[START]

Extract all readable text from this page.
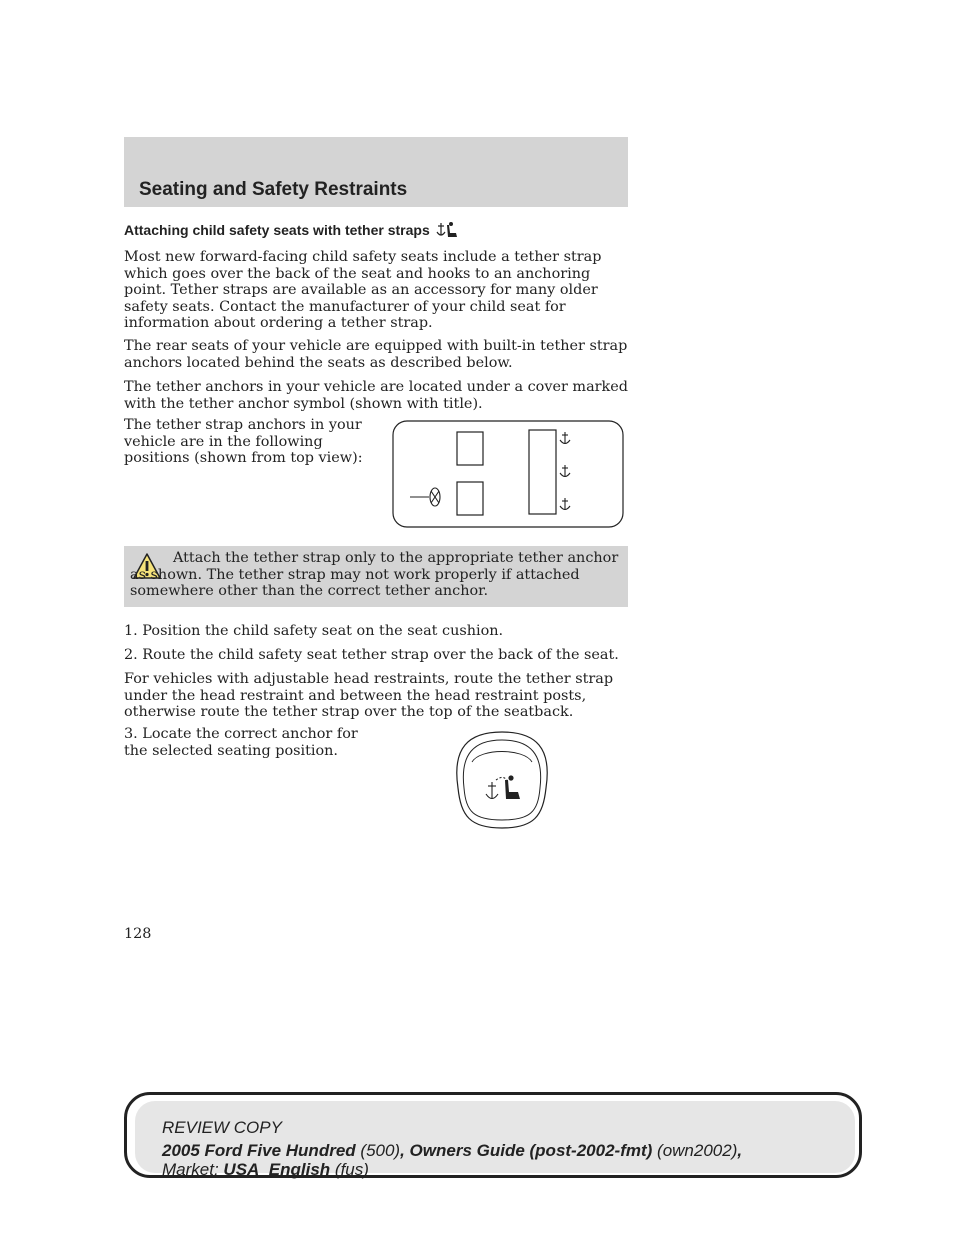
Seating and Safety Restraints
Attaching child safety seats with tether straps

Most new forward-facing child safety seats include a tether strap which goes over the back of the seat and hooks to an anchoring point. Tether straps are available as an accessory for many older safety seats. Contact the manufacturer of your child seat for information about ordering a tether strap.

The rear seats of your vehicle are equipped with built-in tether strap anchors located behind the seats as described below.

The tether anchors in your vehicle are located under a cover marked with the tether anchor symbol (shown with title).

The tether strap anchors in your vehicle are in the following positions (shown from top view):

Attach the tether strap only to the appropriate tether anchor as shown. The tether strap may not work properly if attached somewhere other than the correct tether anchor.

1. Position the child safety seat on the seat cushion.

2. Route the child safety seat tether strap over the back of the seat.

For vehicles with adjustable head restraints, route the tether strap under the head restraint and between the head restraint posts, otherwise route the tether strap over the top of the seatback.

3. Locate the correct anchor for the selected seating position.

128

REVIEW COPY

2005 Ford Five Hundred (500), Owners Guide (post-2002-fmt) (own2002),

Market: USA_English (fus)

[END]

PROBLEM TO SOLVE
Using the records above, retype everything exactly except the pictures.

CORRECT RESPONSE
Extract all readable text from this page.
Seating and Safety Restraints
Attaching child safety seats with tether straps

Most new forward-facing child safety seats include a tether strap which goes over the back of the seat and hooks to an anchoring point. Tether straps are available as an accessory for many older safety seats. Contact the manufacturer of your child seat for information about ordering a tether strap.

The rear seats of your vehicle are equipped with built-in tether strap anchors located behind the seats as described below.

The tether anchors in your vehicle are located under a cover marked with the tether anchor symbol (shown with title).

The tether strap anchors in your vehicle are in the following positions (shown from top view):

Attach the tether strap only to the appropriate tether anchor as shown. The tether strap may not work properly if attached somewhere other than the correct tether anchor.

1. Position the child safety seat on the seat cushion.

2. Route the child safety seat tether strap over the back of the seat.

For vehicles with adjustable head restraints, route the tether strap under the head restraint and between the head restraint posts, otherwise route the tether strap over the top of the seatback.

3. Locate the correct anchor for the selected seating position.

128

REVIEW COPY

2005 Ford Five Hundred (500), Owners Guide (post-2002-fmt) (own2002),

Market: USA_English (fus)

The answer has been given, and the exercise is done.